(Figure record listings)

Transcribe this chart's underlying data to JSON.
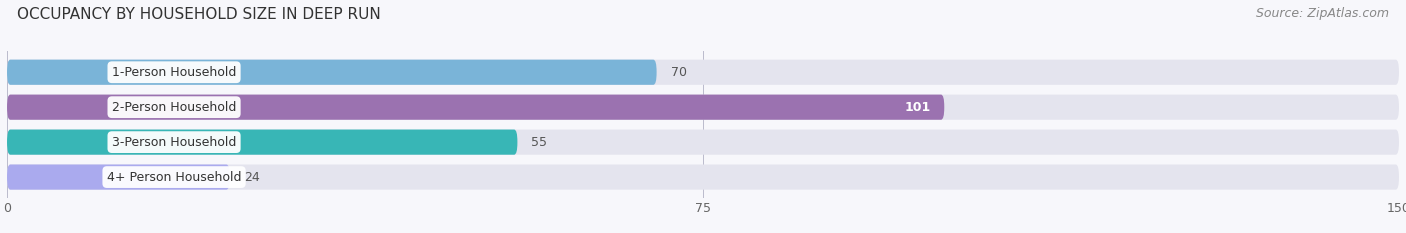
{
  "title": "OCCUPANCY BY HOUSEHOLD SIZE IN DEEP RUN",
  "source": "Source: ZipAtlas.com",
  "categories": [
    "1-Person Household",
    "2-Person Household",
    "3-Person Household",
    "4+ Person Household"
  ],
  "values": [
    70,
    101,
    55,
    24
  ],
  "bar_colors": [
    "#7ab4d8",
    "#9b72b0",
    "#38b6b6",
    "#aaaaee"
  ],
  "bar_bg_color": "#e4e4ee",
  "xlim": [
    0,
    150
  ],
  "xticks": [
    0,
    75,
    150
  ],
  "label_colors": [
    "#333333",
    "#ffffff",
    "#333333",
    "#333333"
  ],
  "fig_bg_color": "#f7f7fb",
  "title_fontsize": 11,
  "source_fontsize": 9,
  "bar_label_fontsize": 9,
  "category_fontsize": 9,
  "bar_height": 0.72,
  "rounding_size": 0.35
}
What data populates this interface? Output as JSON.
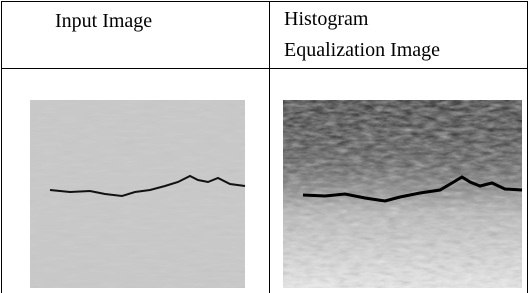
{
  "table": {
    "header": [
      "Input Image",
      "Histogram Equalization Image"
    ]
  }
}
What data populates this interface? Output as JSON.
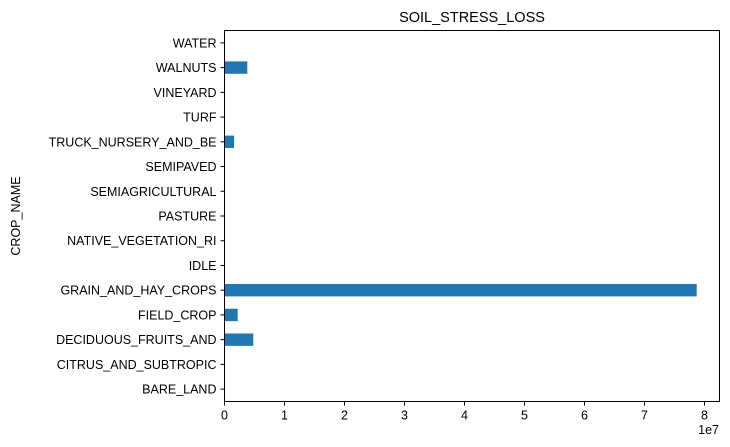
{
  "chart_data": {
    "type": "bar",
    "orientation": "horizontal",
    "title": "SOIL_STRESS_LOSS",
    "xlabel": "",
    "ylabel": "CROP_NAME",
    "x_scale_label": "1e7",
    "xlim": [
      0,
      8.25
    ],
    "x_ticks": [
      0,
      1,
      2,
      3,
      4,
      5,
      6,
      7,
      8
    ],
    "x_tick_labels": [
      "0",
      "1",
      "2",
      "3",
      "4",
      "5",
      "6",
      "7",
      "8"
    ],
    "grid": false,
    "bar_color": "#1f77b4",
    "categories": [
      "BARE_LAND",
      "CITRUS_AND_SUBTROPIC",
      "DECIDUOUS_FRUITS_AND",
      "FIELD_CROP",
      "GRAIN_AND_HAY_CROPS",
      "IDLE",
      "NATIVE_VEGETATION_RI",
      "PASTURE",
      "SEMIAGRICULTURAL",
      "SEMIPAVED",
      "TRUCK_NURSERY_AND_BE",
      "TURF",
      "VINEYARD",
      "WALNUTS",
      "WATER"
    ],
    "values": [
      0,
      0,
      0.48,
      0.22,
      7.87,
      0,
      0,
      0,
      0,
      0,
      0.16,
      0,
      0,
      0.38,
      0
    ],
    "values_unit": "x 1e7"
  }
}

--

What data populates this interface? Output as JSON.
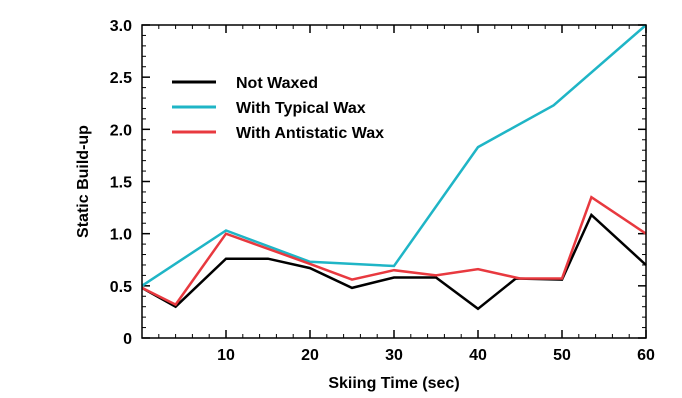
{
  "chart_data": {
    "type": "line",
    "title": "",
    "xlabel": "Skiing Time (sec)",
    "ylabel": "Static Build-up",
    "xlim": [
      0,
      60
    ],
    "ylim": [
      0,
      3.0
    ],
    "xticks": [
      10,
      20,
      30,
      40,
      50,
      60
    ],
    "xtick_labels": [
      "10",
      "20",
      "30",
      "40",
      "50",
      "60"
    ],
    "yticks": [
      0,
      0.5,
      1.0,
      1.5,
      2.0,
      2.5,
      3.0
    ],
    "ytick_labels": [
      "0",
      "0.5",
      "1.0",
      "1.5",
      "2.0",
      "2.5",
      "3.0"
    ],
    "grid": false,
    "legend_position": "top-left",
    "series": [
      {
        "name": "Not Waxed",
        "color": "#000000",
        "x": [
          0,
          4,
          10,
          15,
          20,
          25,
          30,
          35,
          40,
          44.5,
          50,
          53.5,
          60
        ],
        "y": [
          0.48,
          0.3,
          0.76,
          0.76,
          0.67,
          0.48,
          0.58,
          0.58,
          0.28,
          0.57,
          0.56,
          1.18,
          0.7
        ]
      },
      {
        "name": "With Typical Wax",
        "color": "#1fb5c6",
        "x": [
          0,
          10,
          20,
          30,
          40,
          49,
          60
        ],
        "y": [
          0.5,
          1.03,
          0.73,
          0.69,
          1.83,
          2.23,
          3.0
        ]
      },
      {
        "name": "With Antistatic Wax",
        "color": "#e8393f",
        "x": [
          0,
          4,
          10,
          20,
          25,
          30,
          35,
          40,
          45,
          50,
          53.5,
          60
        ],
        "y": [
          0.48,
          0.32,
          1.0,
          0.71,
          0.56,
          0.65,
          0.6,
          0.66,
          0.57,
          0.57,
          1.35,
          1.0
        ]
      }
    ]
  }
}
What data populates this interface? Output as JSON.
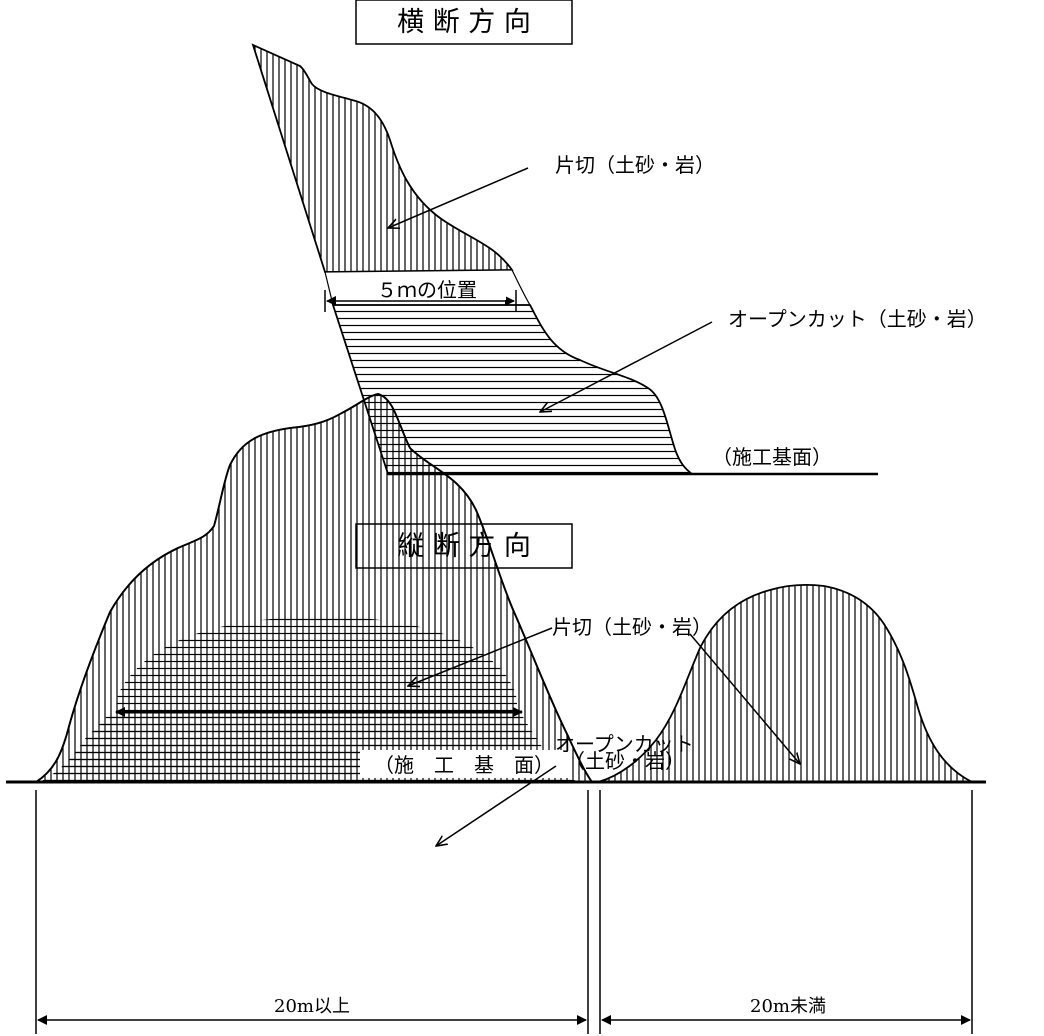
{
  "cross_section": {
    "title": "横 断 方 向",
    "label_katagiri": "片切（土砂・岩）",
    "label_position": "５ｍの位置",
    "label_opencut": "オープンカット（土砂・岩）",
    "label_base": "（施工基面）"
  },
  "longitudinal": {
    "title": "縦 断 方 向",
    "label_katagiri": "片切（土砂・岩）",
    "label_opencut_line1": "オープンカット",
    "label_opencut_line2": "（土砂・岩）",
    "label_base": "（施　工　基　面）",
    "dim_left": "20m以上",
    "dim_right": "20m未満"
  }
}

§ **Exercise**
Search the entries for the string "ylabel" and collect each line that has it.

§ **Correct output**
    "ylabel": "CROP_NAME",
    "ylabel": "Static Build-up",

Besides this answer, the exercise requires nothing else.